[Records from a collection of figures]
==================================================
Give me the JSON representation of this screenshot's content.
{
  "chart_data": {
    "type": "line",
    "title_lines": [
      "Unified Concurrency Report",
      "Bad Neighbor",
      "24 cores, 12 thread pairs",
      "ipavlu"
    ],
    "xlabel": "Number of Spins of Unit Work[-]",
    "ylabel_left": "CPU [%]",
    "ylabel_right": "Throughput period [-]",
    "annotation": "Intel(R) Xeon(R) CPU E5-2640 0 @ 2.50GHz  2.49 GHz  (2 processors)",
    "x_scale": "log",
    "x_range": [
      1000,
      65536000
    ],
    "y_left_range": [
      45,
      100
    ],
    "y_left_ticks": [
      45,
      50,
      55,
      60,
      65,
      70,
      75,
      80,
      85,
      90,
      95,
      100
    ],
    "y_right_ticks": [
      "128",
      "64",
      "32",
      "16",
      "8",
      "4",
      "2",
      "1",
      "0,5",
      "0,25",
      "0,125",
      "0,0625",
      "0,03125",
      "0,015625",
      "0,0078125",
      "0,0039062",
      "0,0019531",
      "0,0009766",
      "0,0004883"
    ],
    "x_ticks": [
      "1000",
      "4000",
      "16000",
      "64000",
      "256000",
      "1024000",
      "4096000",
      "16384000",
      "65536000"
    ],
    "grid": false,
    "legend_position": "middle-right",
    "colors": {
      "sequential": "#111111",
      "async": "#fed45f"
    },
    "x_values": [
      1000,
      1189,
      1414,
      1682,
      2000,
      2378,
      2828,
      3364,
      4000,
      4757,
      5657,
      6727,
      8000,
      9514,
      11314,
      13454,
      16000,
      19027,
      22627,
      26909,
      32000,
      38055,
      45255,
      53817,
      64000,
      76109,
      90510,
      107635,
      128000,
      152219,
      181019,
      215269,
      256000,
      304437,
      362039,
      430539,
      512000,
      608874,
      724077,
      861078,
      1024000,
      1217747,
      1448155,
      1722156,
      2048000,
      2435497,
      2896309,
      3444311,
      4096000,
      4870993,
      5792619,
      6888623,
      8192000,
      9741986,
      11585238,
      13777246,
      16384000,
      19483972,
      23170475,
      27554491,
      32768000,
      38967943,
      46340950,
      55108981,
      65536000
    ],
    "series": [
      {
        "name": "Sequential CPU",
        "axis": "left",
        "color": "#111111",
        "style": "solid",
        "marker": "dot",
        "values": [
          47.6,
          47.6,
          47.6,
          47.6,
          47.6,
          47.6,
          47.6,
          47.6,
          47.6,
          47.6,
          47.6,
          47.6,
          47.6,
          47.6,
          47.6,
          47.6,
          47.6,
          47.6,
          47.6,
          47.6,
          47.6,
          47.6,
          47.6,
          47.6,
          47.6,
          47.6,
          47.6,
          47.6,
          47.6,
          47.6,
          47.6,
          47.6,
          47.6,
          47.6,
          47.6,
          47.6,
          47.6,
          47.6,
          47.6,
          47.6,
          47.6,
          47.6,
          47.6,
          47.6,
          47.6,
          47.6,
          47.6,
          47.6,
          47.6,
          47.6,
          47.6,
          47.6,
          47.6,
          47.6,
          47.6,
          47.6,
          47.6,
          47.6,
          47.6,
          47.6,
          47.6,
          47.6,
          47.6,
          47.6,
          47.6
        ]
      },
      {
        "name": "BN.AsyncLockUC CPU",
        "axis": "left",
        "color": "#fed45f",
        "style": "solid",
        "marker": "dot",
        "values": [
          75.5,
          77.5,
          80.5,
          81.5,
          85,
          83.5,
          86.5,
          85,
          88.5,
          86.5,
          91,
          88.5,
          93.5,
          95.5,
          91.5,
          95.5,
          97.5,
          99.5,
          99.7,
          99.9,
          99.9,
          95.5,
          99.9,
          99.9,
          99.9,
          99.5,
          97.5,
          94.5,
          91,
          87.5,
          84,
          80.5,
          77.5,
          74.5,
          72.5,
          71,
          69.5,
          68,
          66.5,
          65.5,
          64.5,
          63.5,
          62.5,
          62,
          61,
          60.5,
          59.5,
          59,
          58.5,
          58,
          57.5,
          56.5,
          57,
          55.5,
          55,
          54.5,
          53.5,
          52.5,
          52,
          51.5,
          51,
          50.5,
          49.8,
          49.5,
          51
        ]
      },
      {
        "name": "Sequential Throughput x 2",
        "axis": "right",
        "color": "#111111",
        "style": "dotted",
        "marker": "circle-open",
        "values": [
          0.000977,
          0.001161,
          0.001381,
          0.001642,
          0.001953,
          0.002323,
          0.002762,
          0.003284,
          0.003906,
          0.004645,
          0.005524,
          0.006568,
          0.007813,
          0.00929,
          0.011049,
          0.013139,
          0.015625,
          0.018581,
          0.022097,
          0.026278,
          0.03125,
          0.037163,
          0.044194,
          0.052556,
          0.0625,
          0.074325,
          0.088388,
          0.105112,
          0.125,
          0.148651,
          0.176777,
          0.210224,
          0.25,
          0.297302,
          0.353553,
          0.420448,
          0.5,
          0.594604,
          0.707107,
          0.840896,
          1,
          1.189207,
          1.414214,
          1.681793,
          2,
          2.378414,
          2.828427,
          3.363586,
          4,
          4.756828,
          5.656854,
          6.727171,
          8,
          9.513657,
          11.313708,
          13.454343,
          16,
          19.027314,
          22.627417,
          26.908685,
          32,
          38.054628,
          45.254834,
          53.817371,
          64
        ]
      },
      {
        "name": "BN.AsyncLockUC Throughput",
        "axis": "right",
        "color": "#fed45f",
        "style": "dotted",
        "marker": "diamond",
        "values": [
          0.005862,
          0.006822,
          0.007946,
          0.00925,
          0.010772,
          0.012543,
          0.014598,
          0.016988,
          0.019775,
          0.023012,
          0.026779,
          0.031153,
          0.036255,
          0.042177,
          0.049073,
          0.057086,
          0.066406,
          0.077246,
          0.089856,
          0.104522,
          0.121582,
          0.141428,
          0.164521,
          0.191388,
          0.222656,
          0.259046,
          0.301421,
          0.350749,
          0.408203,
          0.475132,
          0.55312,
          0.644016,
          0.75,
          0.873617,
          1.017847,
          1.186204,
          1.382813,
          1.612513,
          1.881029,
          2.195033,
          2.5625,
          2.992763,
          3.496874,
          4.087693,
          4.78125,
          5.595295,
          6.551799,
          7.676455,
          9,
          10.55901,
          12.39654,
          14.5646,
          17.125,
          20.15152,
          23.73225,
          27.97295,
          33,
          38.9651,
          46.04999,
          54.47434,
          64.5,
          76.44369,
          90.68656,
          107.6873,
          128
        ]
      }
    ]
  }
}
==================================================
§ Work to do:
How many lines of the listing include the string "Throughput"? Answer with the number alone.

§ Output of the task:
3